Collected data
## BEGIN
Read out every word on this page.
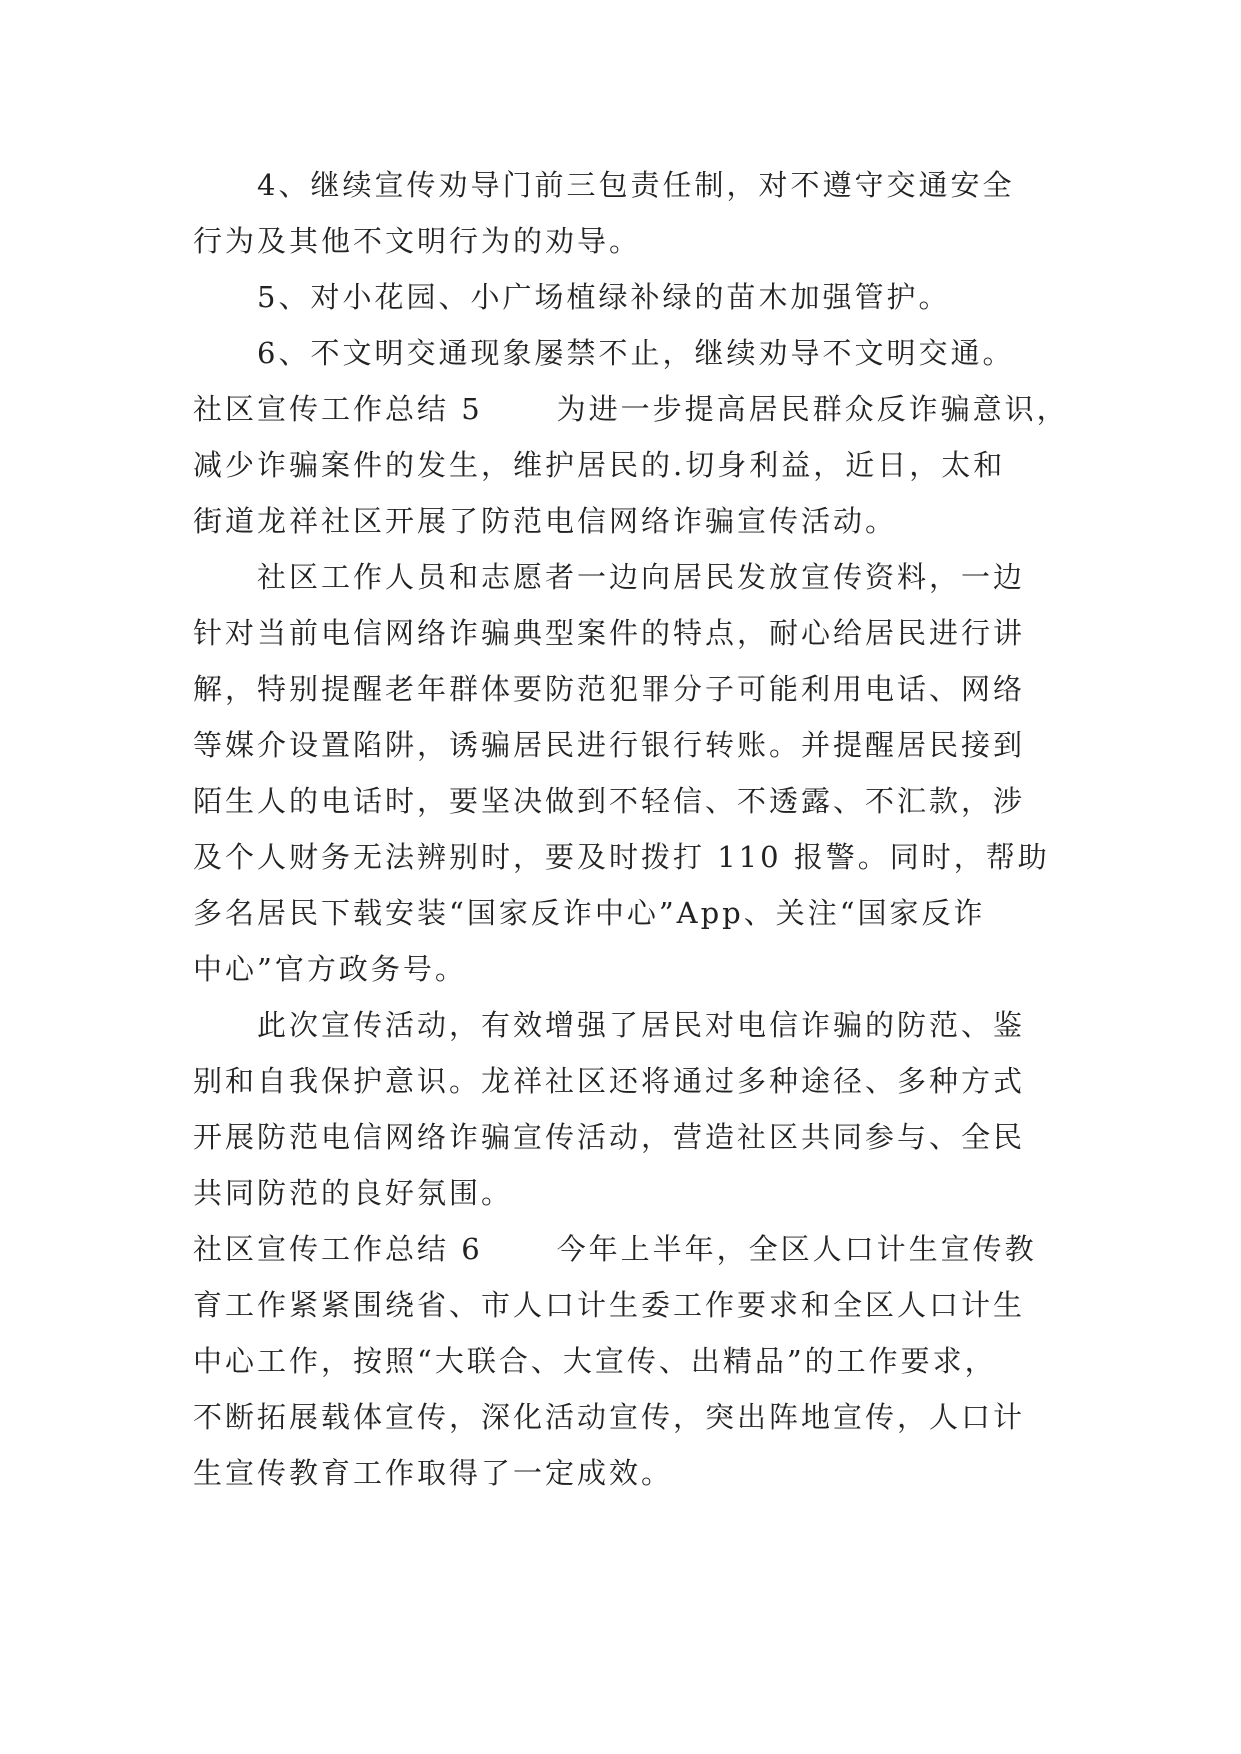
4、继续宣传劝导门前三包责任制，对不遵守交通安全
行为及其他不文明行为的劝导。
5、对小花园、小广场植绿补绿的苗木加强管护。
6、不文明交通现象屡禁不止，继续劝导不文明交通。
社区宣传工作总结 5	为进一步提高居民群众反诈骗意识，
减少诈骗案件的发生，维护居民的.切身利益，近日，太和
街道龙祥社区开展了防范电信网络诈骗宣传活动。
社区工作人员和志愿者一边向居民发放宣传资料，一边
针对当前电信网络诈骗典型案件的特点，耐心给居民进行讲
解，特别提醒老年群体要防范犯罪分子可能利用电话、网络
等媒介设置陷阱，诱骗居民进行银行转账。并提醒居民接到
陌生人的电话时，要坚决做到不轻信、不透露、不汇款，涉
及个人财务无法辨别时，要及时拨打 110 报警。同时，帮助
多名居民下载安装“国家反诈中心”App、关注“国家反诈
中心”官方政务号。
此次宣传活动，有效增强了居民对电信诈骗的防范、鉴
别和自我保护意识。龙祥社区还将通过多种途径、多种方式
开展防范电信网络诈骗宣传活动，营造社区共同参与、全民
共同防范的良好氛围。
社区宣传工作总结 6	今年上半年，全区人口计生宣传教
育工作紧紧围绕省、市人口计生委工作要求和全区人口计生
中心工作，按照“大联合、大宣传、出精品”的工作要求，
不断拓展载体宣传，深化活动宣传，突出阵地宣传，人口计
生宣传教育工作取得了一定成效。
## END
Extract every line above that contains the word "社区宣传工作总结".

* _RESPONSE TO THE TASK_:
社区宣传工作总结 5	为进一步提高居民群众反诈骗意识，
社区宣传工作总结 6	今年上半年，全区人口计生宣传教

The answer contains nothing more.